Instruction -> Each record needs to be echoed exactly; can you do that?

(Extracted data entries)
================

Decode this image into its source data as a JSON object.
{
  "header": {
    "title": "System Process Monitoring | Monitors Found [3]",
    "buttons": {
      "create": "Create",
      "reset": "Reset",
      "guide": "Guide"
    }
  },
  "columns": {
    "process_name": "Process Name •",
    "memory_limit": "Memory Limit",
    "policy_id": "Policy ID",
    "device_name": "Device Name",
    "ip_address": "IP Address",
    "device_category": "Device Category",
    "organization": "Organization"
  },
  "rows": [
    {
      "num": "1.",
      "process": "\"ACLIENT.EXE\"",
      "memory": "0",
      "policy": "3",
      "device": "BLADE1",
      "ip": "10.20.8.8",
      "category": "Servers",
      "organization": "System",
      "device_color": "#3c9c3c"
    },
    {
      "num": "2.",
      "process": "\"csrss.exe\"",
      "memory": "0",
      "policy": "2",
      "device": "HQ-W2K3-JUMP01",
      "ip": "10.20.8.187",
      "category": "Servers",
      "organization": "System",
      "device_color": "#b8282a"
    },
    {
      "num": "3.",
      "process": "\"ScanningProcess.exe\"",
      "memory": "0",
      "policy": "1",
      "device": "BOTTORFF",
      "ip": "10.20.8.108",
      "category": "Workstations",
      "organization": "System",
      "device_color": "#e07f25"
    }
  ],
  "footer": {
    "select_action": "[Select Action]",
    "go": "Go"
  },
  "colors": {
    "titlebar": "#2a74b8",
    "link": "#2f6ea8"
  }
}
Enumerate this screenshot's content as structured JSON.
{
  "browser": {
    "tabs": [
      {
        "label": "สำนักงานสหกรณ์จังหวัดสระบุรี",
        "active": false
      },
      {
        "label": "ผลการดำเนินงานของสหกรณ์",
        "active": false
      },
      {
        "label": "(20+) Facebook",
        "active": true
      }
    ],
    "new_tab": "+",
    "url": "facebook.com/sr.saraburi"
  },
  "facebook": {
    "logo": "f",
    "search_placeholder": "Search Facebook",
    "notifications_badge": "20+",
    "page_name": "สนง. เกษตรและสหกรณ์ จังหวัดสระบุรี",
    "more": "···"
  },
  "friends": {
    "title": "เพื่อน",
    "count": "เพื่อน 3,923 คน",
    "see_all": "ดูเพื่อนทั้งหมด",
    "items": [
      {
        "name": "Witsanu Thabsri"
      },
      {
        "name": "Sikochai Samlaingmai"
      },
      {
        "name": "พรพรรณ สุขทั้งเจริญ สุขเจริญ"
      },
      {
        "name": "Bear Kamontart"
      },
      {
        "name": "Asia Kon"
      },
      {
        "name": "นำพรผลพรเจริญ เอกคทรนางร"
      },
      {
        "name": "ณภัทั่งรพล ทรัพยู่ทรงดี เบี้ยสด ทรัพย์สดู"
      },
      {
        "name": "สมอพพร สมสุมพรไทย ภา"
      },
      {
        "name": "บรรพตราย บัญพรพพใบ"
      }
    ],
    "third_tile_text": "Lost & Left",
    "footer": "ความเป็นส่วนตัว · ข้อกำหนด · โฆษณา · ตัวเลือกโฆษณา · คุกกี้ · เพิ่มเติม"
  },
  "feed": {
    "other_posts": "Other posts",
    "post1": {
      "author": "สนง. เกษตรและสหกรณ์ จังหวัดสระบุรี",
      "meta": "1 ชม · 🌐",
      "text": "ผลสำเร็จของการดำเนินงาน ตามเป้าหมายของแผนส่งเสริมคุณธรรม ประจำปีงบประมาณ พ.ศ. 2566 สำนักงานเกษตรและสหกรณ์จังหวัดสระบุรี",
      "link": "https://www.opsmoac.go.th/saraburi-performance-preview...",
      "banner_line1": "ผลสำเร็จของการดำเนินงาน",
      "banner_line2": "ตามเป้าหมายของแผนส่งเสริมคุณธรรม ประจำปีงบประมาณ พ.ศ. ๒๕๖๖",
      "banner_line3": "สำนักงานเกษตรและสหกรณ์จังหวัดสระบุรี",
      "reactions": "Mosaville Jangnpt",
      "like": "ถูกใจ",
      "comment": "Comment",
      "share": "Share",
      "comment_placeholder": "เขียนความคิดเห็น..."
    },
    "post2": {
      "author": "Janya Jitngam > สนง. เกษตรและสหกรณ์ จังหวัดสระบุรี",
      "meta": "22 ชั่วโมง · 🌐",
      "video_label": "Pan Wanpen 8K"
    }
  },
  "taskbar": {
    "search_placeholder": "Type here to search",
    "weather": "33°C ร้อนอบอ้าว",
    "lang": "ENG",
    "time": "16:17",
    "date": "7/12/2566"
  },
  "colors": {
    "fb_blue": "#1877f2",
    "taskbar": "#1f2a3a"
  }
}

================

The response ->
Decode this image into its source data as a JSON object.
{
  "header": {
    "title": "System Process Monitoring | Monitors Found [3]",
    "buttons": {
      "create": "Create",
      "reset": "Reset",
      "guide": "Guide"
    }
  },
  "columns": {
    "process_name": "Process Name •",
    "memory_limit": "Memory Limit",
    "policy_id": "Policy ID",
    "device_name": "Device Name",
    "ip_address": "IP Address",
    "device_category": "Device Category",
    "organization": "Organization"
  },
  "rows": [
    {
      "num": "1.",
      "process": "\"ACLIENT.EXE\"",
      "memory": "0",
      "policy": "3",
      "device": "BLADE1",
      "ip": "10.20.8.8",
      "category": "Servers",
      "organization": "System",
      "device_color": "#3c9c3c"
    },
    {
      "num": "2.",
      "process": "\"csrss.exe\"",
      "memory": "0",
      "policy": "2",
      "device": "HQ-W2K3-JUMP01",
      "ip": "10.20.8.187",
      "category": "Servers",
      "organization": "System",
      "device_color": "#b8282a"
    },
    {
      "num": "3.",
      "process": "\"ScanningProcess.exe\"",
      "memory": "0",
      "policy": "1",
      "device": "BOTTORFF",
      "ip": "10.20.8.108",
      "category": "Workstations",
      "organization": "System",
      "device_color": "#e07f25"
    }
  ],
  "footer": {
    "select_action": "[Select Action]",
    "go": "Go"
  },
  "colors": {
    "titlebar": "#2a74b8",
    "link": "#2f6ea8"
  }
}
Enumerate this screenshot's content as structured JSON.
{
  "browser": {
    "tabs": [
      {
        "label": "สำนักงานสหกรณ์จังหวัดสระบุรี",
        "active": false
      },
      {
        "label": "ผลการดำเนินงานของสหกรณ์",
        "active": false
      },
      {
        "label": "(20+) Facebook",
        "active": true
      }
    ],
    "new_tab": "+",
    "url": "facebook.com/sr.saraburi"
  },
  "facebook": {
    "logo": "f",
    "search_placeholder": "Search Facebook",
    "notifications_badge": "20+",
    "page_name": "สนง. เกษตรและสหกรณ์ จังหวัดสระบุรี",
    "more": "···"
  },
  "friends": {
    "title": "เพื่อน",
    "count": "เพื่อน 3,923 คน",
    "see_all": "ดูเพื่อนทั้งหมด",
    "items": [
      {
        "name": "Witsanu Thabsri"
      },
      {
        "name": "Sikochai Samlaingmai"
      },
      {
        "name": "พรพรรณ สุขทั้งเจริญ สุขเจริญ"
      },
      {
        "name": "Bear Kamontart"
      },
      {
        "name": "Asia Kon"
      },
      {
        "name": "นำพรผลพรเจริญ เอกคทรนางร"
      },
      {
        "name": "ณภัทั่งรพล ทรัพยู่ทรงดี เบี้ยสด ทรัพย์สดู"
      },
      {
        "name": "สมอพพร สมสุมพรไทย ภา"
      },
      {
        "name": "บรรพตราย บัญพรพพใบ"
      }
    ],
    "third_tile_text": "Lost & Left",
    "footer": "ความเป็นส่วนตัว · ข้อกำหนด · โฆษณา · ตัวเลือกโฆษณา · คุกกี้ · เพิ่มเติม"
  },
  "feed": {
    "other_posts": "Other posts",
    "post1": {
      "author": "สนง. เกษตรและสหกรณ์ จังหวัดสระบุรี",
      "meta": "1 ชม · 🌐",
      "text": "ผลสำเร็จของการดำเนินงาน ตามเป้าหมายของแผนส่งเสริมคุณธรรม ประจำปีงบประมาณ พ.ศ. 2566 สำนักงานเกษตรและสหกรณ์จังหวัดสระบุรี",
      "link": "https://www.opsmoac.go.th/saraburi-performance-preview...",
      "banner_line1": "ผลสำเร็จของการดำเนินงาน",
      "banner_line2": "ตามเป้าหมายของแผนส่งเสริมคุณธรรม ประจำปีงบประมาณ พ.ศ. ๒๕๖๖",
      "banner_line3": "สำนักงานเกษตรและสหกรณ์จังหวัดสระบุรี",
      "reactions": "Mosaville Jangnpt",
      "like": "ถูกใจ",
      "comment": "Comment",
      "share": "Share",
      "comment_placeholder": "เขียนความคิดเห็น..."
    },
    "post2": {
      "author": "Janya Jitngam > สนง. เกษตรและสหกรณ์ จังหวัดสระบุรี",
      "meta": "22 ชั่วโมง · 🌐",
      "video_label": "Pan Wanpen 8K"
    }
  },
  "taskbar": {
    "search_placeholder": "Type here to search",
    "weather": "33°C ร้อนอบอ้าว",
    "lang": "ENG",
    "time": "16:17",
    "date": "7/12/2566"
  },
  "colors": {
    "fb_blue": "#1877f2",
    "taskbar": "#1f2a3a"
  }
}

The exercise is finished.